= DATASET RECORDS =
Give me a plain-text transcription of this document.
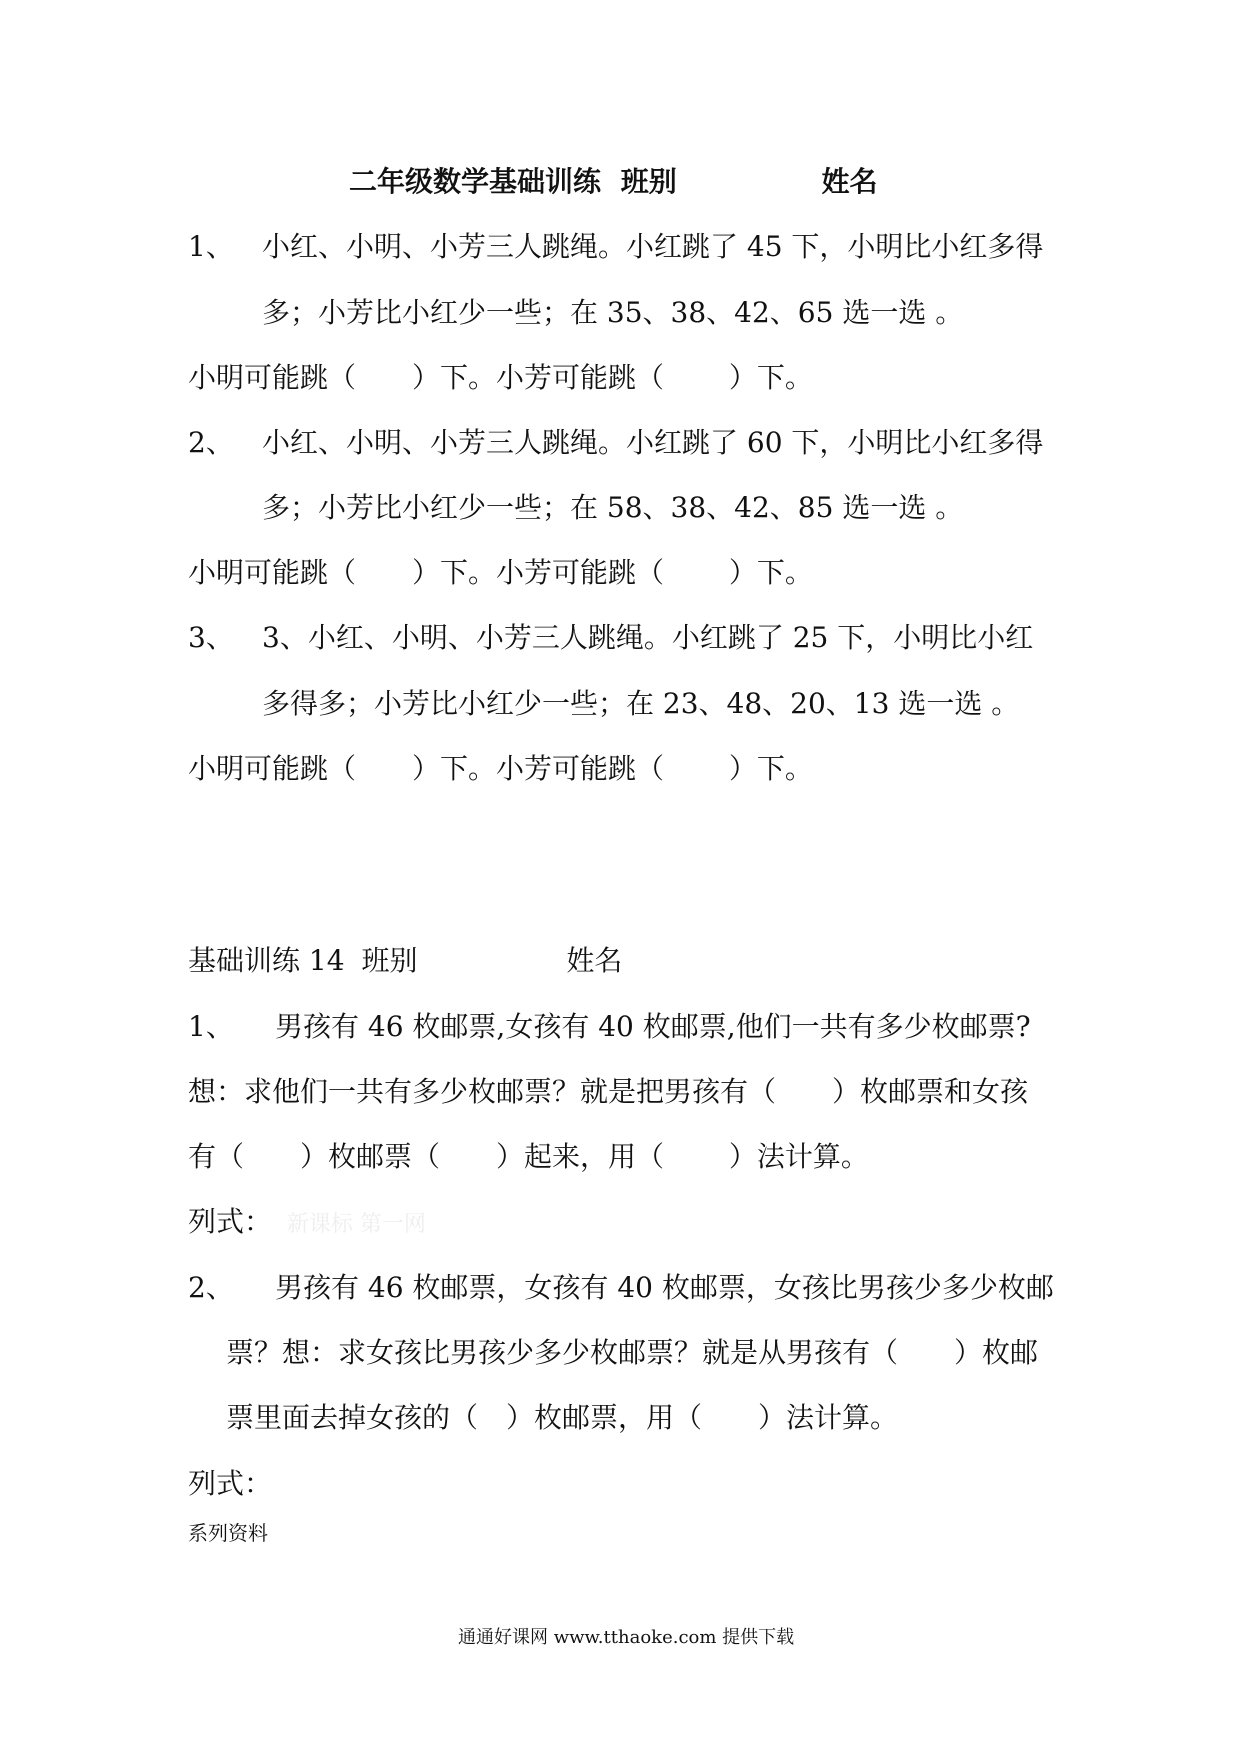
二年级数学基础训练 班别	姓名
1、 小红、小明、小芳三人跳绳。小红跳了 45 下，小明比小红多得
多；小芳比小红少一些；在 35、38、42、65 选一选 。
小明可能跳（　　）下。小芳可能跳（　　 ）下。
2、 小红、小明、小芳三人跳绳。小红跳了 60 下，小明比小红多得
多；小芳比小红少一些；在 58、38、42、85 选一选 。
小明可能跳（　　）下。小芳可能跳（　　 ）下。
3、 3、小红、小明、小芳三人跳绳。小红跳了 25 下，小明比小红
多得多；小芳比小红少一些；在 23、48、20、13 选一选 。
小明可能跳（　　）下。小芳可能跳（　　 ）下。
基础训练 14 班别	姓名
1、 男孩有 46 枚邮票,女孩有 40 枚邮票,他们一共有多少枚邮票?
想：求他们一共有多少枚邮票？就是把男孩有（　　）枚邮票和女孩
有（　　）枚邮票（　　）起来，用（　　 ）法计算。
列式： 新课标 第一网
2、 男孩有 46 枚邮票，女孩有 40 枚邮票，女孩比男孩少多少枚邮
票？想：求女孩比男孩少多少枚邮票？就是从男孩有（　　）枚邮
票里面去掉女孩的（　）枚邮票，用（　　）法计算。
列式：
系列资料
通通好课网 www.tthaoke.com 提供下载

= WORK REQUIRED =
Keep the pictures out of the copy and return the rest of the data above exactly.

= WRITTEN ANSWER =
Give me a plain-text transcription of this document.
二年级数学基础训练 班别	姓名
1、 小红、小明、小芳三人跳绳。小红跳了 45 下，小明比小红多得
多；小芳比小红少一些；在 35、38、42、65 选一选 。
小明可能跳（　　）下。小芳可能跳（　　 ）下。
2、 小红、小明、小芳三人跳绳。小红跳了 60 下，小明比小红多得
多；小芳比小红少一些；在 58、38、42、85 选一选 。
小明可能跳（　　）下。小芳可能跳（　　 ）下。
3、 3、小红、小明、小芳三人跳绳。小红跳了 25 下，小明比小红
多得多；小芳比小红少一些；在 23、48、20、13 选一选 。
小明可能跳（　　）下。小芳可能跳（　　 ）下。
基础训练 14 班别	姓名
1、 男孩有 46 枚邮票,女孩有 40 枚邮票,他们一共有多少枚邮票?
想：求他们一共有多少枚邮票？就是把男孩有（　　）枚邮票和女孩
有（　　）枚邮票（　　）起来，用（　　 ）法计算。
列式： 新课标 第一网
2、 男孩有 46 枚邮票，女孩有 40 枚邮票，女孩比男孩少多少枚邮
票？想：求女孩比男孩少多少枚邮票？就是从男孩有（　　）枚邮
票里面去掉女孩的（　）枚邮票，用（　　）法计算。
列式：
系列资料
通通好课网 www.tthaoke.com 提供下载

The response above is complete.